**Texto fornecido:**
####

Friou não é o único a se surpreender com as receitas de Érick Jacquin. Desde que abriu as portas do Président, em dezembro, o salão do restaurante recebe um mar de celebridades.
Apenas nos últimos dez dias, José Antonio Dias Toffoli, atual presidente do Supremo Tribunal Federal; João Doria, governador de São Paulo; e o chef Henrique Fogaça passaram por lá, além de empresários e muitas famílias. Em comum, todos pedem para tirar uma foto com o chef-celebridade.
Goste-se ou não do really show de gastronomia MasterChef Brasil, o programa tem o mérito de trazer de volta ao palco o chef Érick Jacquin. Não apenas o palco televisivo, propriamente dito, com o humor e a “braveza” única deste cozinheiro francês naturalizado brasileiro. Mas também aos holofotes à frente do fogão.
Apesar de seu dom como cozinheiro, quando a primeira edição brasileira do programa foi lançado, em 2014, Jacquin era uma pessoa falida, afogada em dívidas, respondendo diversos processos trabalhistas e distante das panelas.

####

**Registros fornecidos:**

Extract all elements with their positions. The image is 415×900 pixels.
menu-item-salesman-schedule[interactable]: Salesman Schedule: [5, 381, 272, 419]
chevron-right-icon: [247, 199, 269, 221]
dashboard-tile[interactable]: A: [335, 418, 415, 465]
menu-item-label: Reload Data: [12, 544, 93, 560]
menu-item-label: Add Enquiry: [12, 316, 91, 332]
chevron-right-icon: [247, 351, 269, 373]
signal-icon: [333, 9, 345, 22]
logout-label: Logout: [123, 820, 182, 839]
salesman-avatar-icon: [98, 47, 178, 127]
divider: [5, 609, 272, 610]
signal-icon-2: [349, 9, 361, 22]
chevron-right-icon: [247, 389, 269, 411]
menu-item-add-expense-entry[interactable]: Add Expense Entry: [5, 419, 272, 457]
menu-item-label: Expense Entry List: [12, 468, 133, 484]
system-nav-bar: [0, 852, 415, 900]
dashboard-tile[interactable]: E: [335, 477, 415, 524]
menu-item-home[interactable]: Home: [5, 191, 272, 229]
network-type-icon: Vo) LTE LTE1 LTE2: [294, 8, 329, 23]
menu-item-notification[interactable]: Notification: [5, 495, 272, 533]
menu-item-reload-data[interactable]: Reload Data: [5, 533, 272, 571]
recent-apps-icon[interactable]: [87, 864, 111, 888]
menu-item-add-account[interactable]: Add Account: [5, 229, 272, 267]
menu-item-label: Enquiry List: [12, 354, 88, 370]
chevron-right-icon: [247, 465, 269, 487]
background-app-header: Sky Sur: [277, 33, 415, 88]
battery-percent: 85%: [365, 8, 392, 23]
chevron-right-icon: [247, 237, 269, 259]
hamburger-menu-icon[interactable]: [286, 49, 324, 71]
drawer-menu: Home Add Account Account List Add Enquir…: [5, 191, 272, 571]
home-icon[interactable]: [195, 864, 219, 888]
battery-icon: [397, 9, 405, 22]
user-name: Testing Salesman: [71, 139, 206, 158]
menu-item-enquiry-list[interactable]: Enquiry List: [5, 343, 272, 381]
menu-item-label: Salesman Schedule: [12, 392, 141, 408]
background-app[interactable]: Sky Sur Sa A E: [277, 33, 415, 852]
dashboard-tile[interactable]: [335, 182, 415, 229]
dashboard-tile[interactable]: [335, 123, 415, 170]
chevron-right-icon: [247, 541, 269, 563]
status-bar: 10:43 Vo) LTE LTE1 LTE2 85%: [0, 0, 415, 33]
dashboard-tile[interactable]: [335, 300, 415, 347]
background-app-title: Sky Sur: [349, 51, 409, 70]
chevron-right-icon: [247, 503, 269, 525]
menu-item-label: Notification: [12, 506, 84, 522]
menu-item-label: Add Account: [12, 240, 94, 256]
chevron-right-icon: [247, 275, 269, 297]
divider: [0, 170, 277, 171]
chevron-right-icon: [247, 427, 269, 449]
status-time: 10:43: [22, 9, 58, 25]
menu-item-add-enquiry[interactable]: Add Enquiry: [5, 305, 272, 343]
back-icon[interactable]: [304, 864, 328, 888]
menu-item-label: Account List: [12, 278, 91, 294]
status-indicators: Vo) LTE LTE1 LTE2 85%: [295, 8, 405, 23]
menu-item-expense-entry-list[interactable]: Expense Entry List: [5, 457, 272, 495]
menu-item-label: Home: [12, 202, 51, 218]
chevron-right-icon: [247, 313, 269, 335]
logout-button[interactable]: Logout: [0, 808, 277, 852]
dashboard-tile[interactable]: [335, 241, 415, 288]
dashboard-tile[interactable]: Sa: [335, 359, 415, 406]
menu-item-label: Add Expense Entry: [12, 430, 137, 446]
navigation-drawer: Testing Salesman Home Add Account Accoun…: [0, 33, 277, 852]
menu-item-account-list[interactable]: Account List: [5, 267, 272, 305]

####

**Tarefas do exercício:**
a) Segundo o texto sobre Érick Jacquin, em que mês o restaurante Président abriu as portas?
b) Reescreva em forma de lista o parágrafo do texto sobre Érick Jacquin que começa com "Apesar de seu dom", mantendo os fatos principais.
c) Prossiga o texto sobre Érick Jacquin a partir da última frase apresentada.

**Respostas:**
a) Em dezembro.

b)
- Em 2014, quando foi lançada a primeira edição brasileira do programa, Jacquin estava falido e afogado em dívidas.
- Respondia a diversos processos trabalhistas.
- Estava distante das panelas, apesar de seu dom como cozinheiro.

c)
Foi seu sucesso com o MasterChef (e os demais subprodutos da fama, como palestras, comerciais e outros programas televisivos) que permitiu a Jacquin pagar suas dívidas (estima-se que elas superavam R$ 1 milhão) e voltar a ter um restaurante para chamar de seu. Jacquin jura que aprendeu a lição. A primeira é nunca mais lidar com a parte financeira ou de recursos humanos do negócio.
“Isso é com o meu sócio”, conta ele, depois de narrar como o gerente do banco o fez tomar empréstimos desnecessários quando ele cuidava do seu último restaurante, o La Brasserie, fechado em 2013.
O sócio atual é o empresário Orlando Leone, dono do grupo Montanna, que reúne desde uma fábrica de peças de moto na China, concessionárias Honda, também de motocicleta, e até uma importadora de vinhos.
Desde o fechamento do La Brasserie, por – acreditem – falta de clientes e também pelas dívidas, que Leone, então um cliente assíduo do cozinheiro, vinha sondando o chef para voltar à cozinha. “Ele sempre me respondia que não estava pronto. Até que, no ano passado, ele acenou com a possibilidade”, diz Leone.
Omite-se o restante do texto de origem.